:: Required task ::
Copy whichever lines contain the string "JSON".

:: Data for this task ::
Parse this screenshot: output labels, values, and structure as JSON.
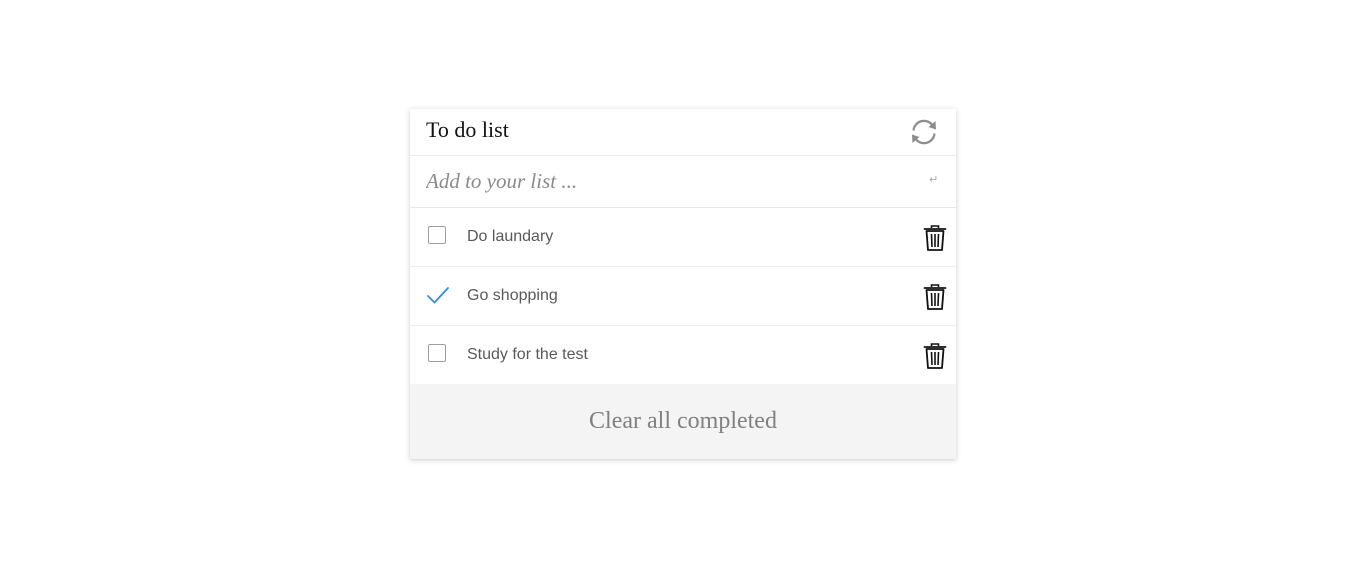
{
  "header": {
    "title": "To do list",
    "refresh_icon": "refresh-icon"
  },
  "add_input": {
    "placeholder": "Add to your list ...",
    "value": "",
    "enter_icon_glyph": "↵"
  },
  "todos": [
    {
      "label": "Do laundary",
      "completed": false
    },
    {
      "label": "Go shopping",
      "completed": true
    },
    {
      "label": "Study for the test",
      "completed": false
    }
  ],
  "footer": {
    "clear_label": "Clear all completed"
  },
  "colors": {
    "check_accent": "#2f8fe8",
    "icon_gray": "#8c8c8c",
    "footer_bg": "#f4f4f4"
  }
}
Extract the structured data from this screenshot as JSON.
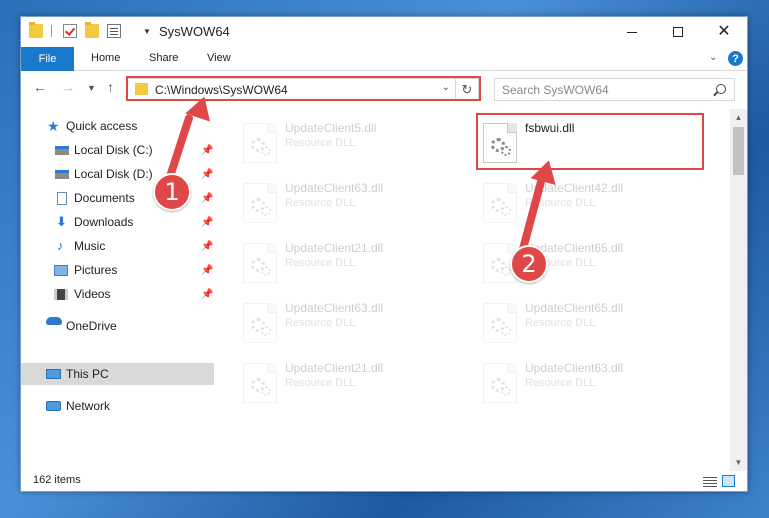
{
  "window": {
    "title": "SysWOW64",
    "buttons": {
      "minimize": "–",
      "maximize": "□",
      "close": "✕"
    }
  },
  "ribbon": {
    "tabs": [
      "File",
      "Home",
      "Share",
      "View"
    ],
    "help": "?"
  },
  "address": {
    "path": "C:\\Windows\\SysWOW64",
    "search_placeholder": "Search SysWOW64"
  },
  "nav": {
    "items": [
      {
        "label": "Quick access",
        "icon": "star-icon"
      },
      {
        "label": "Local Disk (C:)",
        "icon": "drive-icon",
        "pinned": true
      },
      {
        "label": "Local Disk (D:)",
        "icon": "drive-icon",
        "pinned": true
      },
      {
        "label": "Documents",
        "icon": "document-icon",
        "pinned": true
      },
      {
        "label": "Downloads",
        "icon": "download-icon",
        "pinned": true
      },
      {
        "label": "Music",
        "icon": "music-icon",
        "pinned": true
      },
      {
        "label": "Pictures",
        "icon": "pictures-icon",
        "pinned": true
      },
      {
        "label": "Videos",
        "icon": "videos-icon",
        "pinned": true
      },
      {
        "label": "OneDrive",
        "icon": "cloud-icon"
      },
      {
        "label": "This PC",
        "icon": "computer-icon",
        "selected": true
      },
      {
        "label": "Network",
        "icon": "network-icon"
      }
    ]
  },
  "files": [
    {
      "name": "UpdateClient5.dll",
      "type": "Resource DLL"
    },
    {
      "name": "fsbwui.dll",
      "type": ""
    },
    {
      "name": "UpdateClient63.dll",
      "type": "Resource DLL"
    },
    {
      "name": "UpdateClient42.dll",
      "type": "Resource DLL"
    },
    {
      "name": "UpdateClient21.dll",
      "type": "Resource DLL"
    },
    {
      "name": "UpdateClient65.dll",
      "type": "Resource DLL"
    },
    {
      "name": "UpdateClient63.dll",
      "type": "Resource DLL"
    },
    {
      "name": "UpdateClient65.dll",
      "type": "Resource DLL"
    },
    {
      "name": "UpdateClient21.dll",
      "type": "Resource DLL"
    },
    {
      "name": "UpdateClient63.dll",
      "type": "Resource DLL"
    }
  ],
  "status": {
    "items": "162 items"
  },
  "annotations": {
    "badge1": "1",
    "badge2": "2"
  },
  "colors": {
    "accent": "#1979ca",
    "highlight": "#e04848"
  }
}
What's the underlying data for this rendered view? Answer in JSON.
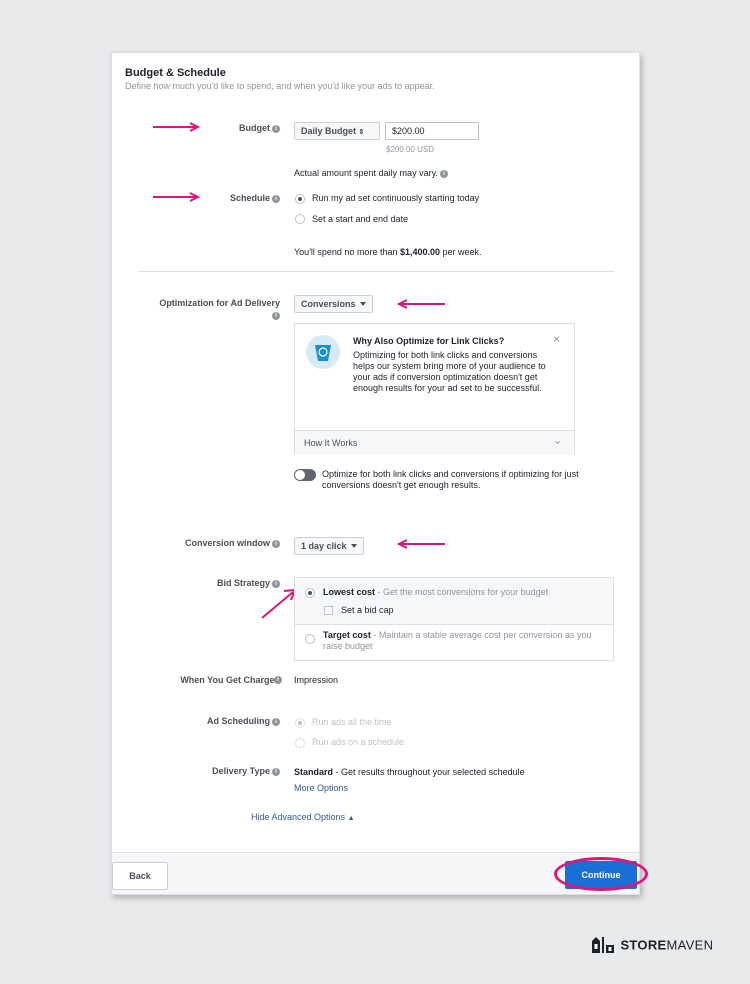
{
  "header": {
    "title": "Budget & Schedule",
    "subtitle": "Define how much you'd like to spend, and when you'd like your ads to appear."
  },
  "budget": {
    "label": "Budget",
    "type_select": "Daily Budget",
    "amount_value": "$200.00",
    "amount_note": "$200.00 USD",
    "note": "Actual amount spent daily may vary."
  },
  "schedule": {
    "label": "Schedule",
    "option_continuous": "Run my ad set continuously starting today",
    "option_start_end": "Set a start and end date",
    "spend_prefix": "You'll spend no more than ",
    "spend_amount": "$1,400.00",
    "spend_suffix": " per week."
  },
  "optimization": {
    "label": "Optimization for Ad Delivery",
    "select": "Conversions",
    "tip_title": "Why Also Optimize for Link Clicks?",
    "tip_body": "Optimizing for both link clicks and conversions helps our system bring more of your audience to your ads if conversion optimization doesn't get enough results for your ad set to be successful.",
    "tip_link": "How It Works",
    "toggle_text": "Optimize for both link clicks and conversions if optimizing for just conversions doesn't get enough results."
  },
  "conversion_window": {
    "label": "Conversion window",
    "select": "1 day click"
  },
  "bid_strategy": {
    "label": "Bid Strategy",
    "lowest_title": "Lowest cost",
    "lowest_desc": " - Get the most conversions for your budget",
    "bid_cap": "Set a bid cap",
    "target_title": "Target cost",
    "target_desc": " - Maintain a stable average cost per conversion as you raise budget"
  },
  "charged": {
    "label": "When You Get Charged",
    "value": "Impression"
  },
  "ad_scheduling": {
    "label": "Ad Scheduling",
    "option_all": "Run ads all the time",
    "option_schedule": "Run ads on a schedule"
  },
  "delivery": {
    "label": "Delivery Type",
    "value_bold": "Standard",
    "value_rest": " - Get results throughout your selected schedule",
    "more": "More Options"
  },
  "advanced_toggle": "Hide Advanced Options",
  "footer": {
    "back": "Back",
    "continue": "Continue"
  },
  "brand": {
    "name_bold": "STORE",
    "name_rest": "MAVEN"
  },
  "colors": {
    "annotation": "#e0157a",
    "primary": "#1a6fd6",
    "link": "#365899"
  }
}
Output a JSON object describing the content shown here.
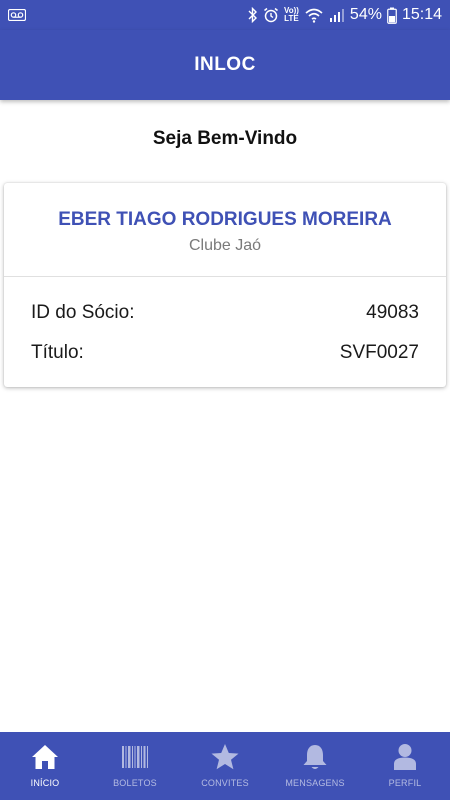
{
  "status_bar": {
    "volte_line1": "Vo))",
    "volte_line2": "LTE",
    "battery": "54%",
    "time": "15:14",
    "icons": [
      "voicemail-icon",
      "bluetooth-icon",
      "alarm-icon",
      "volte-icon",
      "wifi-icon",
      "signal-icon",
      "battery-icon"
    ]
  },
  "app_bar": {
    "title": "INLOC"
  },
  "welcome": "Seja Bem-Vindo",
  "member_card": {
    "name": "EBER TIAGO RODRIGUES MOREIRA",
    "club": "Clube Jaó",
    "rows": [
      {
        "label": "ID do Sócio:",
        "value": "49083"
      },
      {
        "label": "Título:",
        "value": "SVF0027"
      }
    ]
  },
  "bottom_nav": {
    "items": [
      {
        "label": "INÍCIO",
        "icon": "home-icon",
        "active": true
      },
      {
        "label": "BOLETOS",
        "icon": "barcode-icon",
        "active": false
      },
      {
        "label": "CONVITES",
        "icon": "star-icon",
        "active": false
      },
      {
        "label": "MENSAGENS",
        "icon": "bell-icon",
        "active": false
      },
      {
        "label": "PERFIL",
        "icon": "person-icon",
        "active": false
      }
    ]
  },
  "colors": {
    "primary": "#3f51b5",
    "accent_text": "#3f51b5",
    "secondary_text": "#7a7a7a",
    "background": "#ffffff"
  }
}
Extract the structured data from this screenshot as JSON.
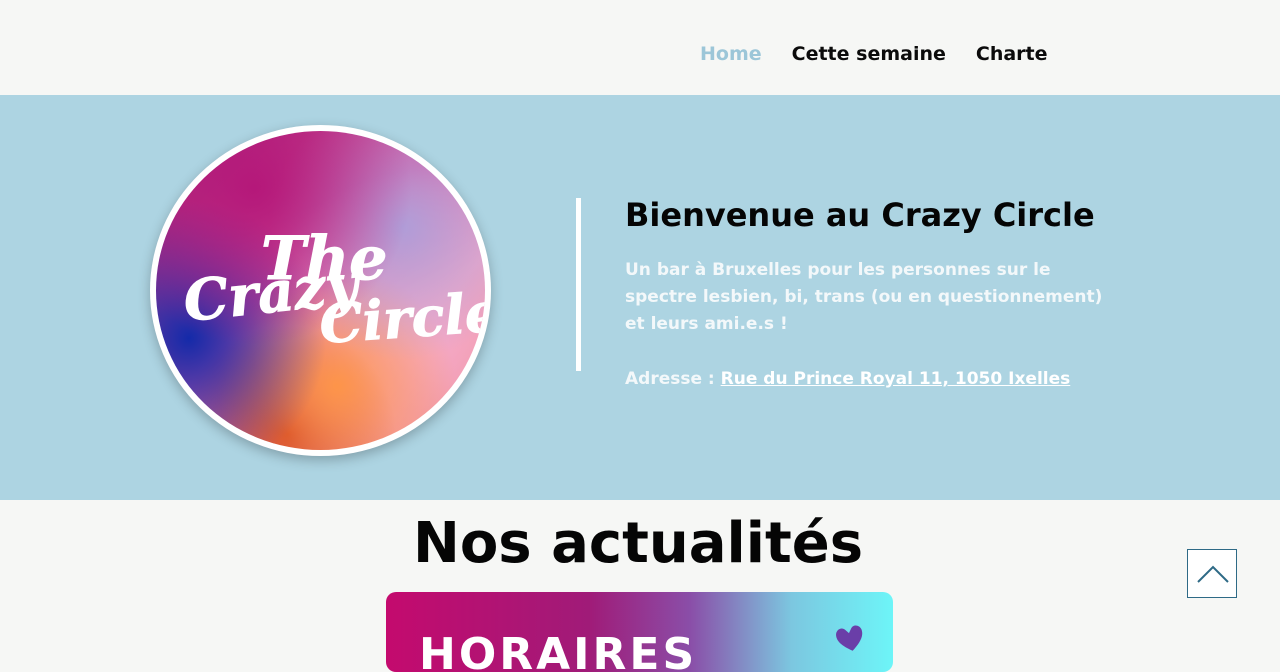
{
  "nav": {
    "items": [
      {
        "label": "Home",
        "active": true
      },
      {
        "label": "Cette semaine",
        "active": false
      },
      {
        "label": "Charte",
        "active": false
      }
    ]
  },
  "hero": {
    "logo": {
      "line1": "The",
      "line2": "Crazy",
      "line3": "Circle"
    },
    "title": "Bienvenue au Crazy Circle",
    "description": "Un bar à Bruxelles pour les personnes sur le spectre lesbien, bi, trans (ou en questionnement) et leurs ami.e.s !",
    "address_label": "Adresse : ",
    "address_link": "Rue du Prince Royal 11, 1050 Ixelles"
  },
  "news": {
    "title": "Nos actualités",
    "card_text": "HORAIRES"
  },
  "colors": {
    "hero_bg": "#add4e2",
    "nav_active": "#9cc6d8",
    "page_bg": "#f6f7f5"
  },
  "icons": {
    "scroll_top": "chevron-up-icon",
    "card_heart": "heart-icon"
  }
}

:: The response ::
Parse this screenshot: output labels, values, and structure as JSON.
Extract the structured data from this screenshot as JSON.
What's the underlying data for this rendered view? Answer in JSON.
Output a JSON object describing the content shown here.
Extract the structured data from this screenshot as JSON.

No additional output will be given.